(Dataset excerpt)
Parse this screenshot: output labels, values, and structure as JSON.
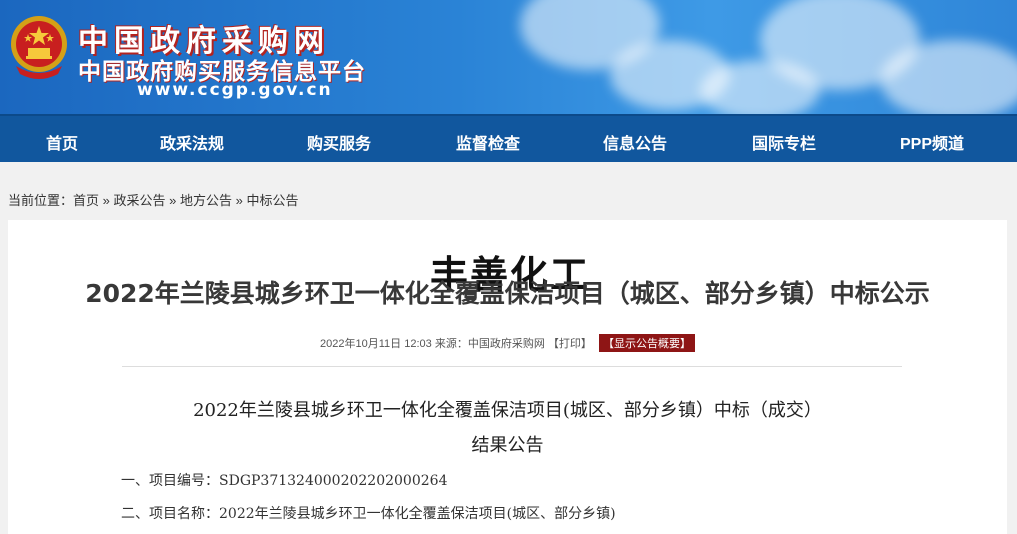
{
  "header": {
    "site_title": "中国政府采购网",
    "site_subtitle": "中国政府购买服务信息平台",
    "site_url": "www.ccgp.gov.cn"
  },
  "nav": {
    "items": [
      {
        "label": "首页"
      },
      {
        "label": "政采法规"
      },
      {
        "label": "购买服务"
      },
      {
        "label": "监督检查"
      },
      {
        "label": "信息公告"
      },
      {
        "label": "国际专栏"
      },
      {
        "label": "PPP频道"
      }
    ]
  },
  "breadcrumb": {
    "prefix": "当前位置：",
    "items": [
      "首页",
      "政采公告",
      "地方公告",
      "中标公告"
    ],
    "separator": "»"
  },
  "article": {
    "watermark": "丰善化工",
    "title": "2022年兰陵县城乡环卫一体化全覆盖保洁项目（城区、部分乡镇）中标公示",
    "meta": {
      "date": "2022年10月11日 12:03",
      "source_label": "来源：",
      "source": "中国政府采购网",
      "print_label": "【打印】",
      "summary_label": "【显示公告概要】"
    },
    "notice_title_line1": "2022年兰陵县城乡环卫一体化全覆盖保洁项目(城区、部分乡镇）中标（成交）",
    "notice_title_line2": "结果公告",
    "fields": [
      {
        "label": "一、项目编号：",
        "value": "SDGP371324000202202000264"
      },
      {
        "label": "二、项目名称：",
        "value": "2022年兰陵县城乡环卫一体化全覆盖保洁项目(城区、部分乡镇)"
      }
    ]
  },
  "colors": {
    "banner_blue": "#2a83d6",
    "nav_blue": "#11579e",
    "accent_red": "#8e1515"
  }
}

● Goal:
Write out the listing word for word, omitting the pictures it holds.

● Correct response:
Parse this screenshot: output labels, values, and structure as JSON.
{
  "header": {
    "site_title": "中国政府采购网",
    "site_subtitle": "中国政府购买服务信息平台",
    "site_url": "www.ccgp.gov.cn"
  },
  "nav": {
    "items": [
      {
        "label": "首页"
      },
      {
        "label": "政采法规"
      },
      {
        "label": "购买服务"
      },
      {
        "label": "监督检查"
      },
      {
        "label": "信息公告"
      },
      {
        "label": "国际专栏"
      },
      {
        "label": "PPP频道"
      }
    ]
  },
  "breadcrumb": {
    "prefix": "当前位置：",
    "items": [
      "首页",
      "政采公告",
      "地方公告",
      "中标公告"
    ],
    "separator": "»"
  },
  "article": {
    "watermark": "丰善化工",
    "title": "2022年兰陵县城乡环卫一体化全覆盖保洁项目（城区、部分乡镇）中标公示",
    "meta": {
      "date": "2022年10月11日 12:03",
      "source_label": "来源：",
      "source": "中国政府采购网",
      "print_label": "【打印】",
      "summary_label": "【显示公告概要】"
    },
    "notice_title_line1": "2022年兰陵县城乡环卫一体化全覆盖保洁项目(城区、部分乡镇）中标（成交）",
    "notice_title_line2": "结果公告",
    "fields": [
      {
        "label": "一、项目编号：",
        "value": "SDGP371324000202202000264"
      },
      {
        "label": "二、项目名称：",
        "value": "2022年兰陵县城乡环卫一体化全覆盖保洁项目(城区、部分乡镇)"
      }
    ]
  },
  "colors": {
    "banner_blue": "#2a83d6",
    "nav_blue": "#11579e",
    "accent_red": "#8e1515"
  }
}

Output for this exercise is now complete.